_Work instructions_. Lines containing "true" are to be counted. Give the number and nothing more.

_Records to use_.
——————————

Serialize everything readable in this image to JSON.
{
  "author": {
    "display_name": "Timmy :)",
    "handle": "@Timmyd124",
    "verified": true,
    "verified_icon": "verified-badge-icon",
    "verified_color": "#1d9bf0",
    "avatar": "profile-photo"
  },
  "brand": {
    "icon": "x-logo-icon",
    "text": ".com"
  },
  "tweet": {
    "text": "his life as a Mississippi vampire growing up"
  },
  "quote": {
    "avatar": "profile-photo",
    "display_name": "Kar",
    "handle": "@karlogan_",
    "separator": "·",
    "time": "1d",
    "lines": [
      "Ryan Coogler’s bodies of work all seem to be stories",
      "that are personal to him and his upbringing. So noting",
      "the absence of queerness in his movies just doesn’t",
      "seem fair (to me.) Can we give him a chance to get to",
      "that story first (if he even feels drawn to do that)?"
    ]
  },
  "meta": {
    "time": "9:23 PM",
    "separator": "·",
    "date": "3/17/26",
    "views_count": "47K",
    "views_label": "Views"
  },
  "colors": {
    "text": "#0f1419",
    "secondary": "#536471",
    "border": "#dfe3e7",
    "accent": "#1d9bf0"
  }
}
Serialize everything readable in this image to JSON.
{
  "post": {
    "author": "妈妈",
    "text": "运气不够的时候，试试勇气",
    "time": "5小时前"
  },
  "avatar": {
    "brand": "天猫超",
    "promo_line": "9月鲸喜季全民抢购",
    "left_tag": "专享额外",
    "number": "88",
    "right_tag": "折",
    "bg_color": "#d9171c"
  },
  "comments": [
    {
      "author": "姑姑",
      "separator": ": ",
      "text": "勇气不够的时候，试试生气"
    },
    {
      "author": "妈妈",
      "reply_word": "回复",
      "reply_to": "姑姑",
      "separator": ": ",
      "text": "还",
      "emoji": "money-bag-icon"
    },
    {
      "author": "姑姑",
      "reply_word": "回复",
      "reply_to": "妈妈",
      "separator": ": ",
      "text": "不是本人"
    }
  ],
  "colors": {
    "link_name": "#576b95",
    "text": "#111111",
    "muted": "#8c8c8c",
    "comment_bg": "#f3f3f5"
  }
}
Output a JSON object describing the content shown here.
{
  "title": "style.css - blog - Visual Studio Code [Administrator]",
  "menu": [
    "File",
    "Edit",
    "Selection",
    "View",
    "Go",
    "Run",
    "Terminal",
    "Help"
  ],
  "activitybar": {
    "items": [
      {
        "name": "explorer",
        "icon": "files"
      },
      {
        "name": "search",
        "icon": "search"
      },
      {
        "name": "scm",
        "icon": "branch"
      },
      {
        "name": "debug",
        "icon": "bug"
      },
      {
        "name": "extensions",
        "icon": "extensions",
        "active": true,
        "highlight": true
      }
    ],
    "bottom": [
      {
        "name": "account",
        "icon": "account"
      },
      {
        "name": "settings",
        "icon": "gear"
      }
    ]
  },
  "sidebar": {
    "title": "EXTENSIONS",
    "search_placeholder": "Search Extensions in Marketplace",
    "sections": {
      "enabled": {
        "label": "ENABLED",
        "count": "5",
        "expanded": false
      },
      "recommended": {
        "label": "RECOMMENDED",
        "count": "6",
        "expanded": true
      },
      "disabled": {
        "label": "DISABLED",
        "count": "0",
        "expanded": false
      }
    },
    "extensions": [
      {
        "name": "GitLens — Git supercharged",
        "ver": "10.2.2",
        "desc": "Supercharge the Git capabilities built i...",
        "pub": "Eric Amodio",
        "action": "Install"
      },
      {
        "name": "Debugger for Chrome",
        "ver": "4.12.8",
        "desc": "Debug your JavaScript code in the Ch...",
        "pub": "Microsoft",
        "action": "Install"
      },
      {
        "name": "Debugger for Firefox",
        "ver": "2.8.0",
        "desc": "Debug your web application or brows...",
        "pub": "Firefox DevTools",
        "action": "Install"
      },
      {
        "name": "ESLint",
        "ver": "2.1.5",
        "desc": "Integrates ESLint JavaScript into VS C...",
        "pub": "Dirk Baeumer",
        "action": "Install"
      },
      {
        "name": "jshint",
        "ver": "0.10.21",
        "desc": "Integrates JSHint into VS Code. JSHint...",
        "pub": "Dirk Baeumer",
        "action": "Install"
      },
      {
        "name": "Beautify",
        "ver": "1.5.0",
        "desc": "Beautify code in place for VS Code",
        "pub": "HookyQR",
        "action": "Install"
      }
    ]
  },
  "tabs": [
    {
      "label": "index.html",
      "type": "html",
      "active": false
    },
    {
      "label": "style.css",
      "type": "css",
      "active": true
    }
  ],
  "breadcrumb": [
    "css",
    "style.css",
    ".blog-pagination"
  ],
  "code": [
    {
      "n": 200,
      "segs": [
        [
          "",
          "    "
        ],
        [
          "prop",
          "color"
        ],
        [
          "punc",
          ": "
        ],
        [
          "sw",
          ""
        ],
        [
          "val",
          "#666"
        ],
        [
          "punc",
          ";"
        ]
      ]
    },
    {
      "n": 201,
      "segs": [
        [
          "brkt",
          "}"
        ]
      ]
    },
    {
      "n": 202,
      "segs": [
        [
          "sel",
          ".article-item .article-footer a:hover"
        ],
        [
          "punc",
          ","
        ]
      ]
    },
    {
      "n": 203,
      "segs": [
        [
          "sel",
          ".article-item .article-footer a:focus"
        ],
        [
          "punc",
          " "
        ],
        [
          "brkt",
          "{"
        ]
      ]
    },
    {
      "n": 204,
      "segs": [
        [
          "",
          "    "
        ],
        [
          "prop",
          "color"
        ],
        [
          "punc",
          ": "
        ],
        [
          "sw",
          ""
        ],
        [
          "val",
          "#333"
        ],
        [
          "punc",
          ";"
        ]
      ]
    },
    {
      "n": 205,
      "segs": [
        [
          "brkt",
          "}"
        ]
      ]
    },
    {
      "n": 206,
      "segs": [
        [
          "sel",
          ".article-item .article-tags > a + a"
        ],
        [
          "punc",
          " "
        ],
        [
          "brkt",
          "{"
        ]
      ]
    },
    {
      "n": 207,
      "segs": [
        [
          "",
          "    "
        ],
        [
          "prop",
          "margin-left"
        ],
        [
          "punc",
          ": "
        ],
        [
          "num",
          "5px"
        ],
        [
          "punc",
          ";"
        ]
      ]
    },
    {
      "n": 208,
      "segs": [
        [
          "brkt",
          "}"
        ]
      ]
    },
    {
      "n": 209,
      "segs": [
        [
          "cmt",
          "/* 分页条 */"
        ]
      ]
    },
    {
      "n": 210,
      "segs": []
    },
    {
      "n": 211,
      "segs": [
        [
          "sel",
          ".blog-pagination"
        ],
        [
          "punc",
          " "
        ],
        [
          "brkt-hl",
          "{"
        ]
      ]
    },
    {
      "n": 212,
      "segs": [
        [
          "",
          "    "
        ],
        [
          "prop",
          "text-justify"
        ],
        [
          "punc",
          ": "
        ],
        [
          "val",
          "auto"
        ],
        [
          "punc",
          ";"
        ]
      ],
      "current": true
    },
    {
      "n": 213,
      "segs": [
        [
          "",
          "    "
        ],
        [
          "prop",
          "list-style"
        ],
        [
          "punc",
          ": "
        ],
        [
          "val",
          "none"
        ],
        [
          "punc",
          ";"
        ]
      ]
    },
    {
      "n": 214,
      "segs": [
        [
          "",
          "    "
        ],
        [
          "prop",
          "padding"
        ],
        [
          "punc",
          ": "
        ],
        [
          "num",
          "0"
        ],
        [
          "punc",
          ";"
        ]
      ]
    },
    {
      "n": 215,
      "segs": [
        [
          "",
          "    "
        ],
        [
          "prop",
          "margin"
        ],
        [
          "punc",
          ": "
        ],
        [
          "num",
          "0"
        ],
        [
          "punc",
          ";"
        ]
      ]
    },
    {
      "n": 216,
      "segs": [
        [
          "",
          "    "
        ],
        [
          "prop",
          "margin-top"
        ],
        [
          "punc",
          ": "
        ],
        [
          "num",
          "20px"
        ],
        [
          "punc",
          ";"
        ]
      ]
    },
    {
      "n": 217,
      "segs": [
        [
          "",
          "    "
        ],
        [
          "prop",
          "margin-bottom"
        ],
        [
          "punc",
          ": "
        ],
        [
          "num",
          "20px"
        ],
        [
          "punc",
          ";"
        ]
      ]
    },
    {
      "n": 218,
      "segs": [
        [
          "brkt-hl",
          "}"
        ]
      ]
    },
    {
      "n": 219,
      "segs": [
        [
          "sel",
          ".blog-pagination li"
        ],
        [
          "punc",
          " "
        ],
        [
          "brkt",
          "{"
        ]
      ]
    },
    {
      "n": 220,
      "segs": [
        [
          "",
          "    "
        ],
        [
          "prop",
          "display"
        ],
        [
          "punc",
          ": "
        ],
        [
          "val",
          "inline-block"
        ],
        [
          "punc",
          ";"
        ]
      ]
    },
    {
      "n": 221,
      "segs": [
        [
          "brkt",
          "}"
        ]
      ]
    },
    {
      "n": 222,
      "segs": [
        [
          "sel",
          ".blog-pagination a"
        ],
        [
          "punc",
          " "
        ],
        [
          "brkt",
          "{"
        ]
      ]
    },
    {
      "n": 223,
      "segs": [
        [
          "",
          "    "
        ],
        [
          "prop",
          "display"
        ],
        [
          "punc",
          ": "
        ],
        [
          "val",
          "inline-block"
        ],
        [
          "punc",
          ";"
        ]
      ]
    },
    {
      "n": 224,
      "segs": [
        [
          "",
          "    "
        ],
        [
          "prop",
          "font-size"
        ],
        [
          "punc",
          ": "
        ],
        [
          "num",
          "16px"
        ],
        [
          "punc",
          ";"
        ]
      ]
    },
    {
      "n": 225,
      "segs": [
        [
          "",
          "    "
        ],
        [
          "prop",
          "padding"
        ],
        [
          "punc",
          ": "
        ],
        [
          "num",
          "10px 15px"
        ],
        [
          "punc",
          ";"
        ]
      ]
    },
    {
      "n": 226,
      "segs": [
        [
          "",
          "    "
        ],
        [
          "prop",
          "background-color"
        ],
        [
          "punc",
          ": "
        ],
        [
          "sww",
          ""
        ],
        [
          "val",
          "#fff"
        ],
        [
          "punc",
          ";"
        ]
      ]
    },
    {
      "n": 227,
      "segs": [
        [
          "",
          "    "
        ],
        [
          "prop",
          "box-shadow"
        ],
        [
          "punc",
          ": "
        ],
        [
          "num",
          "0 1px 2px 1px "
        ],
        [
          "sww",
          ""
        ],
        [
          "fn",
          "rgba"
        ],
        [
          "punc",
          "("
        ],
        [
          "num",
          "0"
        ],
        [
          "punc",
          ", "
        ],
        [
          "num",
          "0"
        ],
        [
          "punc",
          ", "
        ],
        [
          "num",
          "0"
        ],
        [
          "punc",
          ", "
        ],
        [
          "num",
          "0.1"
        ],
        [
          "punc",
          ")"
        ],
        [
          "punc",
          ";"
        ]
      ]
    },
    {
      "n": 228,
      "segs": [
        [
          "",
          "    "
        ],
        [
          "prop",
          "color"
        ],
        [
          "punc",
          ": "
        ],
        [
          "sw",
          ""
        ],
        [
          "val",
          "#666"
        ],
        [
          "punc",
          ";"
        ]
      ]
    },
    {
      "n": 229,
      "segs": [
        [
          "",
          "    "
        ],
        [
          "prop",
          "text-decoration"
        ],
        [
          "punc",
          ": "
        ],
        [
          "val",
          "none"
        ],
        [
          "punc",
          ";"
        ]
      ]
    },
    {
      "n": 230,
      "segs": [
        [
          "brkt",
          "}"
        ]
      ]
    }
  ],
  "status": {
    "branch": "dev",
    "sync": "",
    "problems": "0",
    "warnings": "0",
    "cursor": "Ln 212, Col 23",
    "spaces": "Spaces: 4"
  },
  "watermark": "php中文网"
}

——————————

_Solution for this task_. 6